— Start Excerpted records —
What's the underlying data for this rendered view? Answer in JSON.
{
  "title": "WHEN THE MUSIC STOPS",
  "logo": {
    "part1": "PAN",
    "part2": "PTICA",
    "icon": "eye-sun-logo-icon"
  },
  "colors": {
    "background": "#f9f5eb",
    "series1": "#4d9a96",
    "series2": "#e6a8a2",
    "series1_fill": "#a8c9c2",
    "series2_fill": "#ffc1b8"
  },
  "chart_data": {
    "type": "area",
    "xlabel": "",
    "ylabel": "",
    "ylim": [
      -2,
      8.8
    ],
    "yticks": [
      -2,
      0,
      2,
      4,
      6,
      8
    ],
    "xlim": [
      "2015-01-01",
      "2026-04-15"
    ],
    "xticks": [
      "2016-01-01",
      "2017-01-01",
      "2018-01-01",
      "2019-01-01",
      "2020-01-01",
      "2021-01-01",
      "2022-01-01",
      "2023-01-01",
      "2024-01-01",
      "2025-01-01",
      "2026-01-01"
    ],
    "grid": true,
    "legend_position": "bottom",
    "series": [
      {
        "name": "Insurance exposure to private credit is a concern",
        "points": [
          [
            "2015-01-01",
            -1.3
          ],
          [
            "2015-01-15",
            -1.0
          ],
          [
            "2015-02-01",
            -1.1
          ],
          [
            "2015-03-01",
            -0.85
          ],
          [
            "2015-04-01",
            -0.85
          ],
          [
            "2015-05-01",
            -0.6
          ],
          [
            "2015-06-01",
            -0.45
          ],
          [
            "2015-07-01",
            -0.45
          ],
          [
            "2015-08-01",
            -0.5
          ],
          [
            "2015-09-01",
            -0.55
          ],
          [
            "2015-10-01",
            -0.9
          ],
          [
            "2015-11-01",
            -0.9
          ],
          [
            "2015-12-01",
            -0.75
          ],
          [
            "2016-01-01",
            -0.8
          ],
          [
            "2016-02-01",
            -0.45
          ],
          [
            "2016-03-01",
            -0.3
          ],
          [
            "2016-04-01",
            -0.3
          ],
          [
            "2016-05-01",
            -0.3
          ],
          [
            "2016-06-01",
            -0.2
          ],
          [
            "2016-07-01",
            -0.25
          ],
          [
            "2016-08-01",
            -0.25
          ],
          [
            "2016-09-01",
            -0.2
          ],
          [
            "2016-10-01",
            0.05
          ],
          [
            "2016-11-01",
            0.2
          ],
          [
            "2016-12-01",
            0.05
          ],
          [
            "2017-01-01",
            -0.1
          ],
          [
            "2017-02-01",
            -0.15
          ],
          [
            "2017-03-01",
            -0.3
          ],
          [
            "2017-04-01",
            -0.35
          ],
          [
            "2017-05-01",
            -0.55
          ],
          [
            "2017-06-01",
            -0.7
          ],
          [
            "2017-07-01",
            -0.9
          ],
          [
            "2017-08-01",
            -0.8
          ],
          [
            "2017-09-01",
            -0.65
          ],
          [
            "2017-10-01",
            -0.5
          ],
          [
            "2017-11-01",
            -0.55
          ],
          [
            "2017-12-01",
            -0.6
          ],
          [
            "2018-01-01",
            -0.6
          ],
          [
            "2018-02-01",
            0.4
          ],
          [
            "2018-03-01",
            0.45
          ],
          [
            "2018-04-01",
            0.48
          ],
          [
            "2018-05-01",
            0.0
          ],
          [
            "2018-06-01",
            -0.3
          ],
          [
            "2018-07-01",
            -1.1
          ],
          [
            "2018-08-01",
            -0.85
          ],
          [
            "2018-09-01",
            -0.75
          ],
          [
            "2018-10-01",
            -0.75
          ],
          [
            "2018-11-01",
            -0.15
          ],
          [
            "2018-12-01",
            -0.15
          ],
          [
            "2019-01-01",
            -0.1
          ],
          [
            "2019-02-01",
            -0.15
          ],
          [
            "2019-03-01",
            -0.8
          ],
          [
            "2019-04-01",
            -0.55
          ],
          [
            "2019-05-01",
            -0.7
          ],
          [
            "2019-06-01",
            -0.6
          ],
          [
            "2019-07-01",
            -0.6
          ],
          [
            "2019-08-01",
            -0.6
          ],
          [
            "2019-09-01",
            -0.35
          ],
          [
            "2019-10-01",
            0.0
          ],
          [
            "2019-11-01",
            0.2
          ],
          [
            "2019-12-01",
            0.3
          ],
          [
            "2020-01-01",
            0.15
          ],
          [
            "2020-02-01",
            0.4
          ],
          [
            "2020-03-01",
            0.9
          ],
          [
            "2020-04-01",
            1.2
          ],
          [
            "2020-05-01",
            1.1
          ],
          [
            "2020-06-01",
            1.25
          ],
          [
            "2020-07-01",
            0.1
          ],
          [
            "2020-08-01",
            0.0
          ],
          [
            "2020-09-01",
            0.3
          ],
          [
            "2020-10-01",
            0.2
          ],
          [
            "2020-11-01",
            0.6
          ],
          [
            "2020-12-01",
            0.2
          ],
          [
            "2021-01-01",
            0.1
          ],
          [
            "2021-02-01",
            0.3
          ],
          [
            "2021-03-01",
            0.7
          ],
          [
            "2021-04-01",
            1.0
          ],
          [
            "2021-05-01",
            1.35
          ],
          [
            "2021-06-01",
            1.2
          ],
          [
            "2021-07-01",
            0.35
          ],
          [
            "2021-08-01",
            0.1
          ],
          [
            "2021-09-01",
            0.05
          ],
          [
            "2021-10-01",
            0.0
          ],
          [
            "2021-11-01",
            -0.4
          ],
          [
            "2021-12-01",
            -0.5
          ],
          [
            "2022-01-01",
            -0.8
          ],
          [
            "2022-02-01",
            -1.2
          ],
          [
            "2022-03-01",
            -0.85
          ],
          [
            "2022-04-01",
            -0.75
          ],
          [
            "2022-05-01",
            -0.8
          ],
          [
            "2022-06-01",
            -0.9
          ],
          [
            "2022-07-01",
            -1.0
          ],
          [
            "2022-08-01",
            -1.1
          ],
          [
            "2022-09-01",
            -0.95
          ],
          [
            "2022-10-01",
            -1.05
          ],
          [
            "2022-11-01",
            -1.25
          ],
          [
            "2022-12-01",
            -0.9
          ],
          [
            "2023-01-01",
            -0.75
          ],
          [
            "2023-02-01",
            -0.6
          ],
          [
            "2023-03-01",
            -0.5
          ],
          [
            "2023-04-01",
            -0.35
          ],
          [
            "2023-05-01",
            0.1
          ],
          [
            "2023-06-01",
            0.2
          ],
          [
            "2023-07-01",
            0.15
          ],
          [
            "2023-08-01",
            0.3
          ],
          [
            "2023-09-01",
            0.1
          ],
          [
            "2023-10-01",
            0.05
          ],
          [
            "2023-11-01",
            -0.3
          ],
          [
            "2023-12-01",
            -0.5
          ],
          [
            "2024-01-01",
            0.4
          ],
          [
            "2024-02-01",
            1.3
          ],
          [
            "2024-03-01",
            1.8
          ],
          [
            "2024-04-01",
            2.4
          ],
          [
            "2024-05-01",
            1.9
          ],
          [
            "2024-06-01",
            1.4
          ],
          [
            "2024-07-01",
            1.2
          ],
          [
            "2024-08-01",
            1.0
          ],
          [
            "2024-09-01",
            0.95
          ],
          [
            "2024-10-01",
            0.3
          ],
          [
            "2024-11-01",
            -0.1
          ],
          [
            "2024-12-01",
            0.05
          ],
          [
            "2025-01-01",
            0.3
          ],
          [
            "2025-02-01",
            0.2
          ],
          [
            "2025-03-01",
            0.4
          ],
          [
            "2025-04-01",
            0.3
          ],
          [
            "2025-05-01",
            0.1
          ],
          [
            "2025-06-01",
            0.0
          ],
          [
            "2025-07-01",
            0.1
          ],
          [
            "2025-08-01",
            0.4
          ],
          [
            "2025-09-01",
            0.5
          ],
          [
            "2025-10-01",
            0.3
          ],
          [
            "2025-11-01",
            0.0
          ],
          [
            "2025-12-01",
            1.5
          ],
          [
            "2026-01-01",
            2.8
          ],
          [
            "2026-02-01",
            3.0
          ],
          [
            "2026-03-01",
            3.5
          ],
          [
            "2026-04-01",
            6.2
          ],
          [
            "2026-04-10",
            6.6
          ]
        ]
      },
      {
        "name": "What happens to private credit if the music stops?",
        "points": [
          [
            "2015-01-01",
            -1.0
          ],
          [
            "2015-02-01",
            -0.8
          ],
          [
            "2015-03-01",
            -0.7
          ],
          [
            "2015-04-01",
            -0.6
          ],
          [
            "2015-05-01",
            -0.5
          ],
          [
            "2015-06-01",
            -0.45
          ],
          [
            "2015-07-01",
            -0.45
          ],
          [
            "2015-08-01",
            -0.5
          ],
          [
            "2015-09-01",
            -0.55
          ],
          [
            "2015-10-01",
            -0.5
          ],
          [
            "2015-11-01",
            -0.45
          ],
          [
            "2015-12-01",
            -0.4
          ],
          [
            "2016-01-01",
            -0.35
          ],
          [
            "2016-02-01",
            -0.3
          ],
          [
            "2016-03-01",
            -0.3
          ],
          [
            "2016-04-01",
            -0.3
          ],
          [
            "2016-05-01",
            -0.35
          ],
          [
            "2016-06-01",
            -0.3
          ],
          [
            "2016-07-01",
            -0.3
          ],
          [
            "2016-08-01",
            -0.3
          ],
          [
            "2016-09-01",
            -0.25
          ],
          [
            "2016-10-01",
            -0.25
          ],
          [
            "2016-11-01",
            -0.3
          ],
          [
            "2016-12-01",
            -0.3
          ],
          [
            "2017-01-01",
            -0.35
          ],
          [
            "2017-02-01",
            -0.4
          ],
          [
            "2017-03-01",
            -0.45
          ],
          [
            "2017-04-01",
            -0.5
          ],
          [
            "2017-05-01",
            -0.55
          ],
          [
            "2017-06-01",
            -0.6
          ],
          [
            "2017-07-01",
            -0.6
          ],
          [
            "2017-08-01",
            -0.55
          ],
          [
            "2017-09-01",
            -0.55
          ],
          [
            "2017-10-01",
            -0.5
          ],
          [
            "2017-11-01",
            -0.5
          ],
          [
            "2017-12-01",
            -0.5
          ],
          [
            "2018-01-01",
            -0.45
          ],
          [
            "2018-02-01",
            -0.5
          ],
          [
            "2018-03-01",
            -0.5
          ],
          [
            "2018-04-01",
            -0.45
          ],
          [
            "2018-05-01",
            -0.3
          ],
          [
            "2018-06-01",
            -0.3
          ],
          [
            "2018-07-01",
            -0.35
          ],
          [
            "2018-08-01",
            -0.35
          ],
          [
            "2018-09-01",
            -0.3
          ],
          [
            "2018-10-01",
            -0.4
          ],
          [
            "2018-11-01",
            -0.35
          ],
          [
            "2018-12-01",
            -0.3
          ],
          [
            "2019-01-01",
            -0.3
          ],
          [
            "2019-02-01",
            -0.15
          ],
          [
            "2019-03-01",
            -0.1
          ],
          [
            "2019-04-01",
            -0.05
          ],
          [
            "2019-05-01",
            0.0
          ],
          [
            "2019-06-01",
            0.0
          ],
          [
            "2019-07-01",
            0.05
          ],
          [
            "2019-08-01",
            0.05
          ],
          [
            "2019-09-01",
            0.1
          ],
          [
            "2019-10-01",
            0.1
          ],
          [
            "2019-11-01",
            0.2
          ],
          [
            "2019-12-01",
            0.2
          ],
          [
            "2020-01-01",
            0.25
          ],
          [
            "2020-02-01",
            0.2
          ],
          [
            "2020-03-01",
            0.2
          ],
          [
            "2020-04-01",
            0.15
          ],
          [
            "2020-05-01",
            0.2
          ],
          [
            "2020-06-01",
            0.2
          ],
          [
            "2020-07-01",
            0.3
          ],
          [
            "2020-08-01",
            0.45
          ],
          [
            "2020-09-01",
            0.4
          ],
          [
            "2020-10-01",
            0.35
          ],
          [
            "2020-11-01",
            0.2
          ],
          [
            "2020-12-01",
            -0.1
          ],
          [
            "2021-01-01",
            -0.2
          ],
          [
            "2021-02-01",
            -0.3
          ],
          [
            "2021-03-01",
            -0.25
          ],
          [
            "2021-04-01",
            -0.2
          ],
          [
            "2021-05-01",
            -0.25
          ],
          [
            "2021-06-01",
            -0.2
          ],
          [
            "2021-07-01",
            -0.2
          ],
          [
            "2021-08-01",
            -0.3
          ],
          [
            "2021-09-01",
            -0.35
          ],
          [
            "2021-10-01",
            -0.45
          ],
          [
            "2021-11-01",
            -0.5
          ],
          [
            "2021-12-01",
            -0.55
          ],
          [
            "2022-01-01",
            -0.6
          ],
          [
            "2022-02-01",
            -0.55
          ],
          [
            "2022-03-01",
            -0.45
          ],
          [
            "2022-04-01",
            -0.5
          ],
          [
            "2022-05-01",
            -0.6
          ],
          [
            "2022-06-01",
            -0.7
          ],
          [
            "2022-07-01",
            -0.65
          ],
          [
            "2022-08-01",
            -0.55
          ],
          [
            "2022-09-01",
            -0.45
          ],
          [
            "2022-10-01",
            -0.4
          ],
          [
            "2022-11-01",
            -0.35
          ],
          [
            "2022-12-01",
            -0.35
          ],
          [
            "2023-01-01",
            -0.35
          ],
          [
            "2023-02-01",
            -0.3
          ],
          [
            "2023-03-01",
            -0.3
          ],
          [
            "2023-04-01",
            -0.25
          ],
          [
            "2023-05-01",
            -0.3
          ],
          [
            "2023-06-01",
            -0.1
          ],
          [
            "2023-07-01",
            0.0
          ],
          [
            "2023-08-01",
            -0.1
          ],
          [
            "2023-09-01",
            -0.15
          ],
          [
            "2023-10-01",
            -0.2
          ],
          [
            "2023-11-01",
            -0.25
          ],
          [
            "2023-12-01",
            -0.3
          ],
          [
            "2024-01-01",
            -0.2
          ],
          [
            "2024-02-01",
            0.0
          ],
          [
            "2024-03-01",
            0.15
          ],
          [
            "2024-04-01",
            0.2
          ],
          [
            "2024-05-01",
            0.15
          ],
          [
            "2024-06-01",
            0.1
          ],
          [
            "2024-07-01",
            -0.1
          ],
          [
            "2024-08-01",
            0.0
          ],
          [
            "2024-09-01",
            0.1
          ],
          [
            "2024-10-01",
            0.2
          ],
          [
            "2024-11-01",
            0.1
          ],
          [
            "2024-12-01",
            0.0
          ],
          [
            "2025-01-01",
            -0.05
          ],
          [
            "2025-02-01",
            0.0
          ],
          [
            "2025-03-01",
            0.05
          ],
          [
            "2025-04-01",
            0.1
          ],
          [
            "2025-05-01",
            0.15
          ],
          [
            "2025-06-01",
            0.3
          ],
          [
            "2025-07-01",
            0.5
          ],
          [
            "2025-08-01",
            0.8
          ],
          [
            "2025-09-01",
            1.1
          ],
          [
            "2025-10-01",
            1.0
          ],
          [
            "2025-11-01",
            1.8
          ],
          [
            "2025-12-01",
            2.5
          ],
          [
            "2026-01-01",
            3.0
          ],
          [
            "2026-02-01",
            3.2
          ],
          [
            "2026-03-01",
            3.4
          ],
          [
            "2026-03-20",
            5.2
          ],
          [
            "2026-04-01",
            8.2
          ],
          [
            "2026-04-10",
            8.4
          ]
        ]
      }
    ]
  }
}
— End Excerpted records —
#### Short task:
Look for lines containing the string "What" and copy them all.

#### Task result:
What's the underlying data for this rendered view? Answer in JSON.
        "name": "What happens to private credit if the music stops?",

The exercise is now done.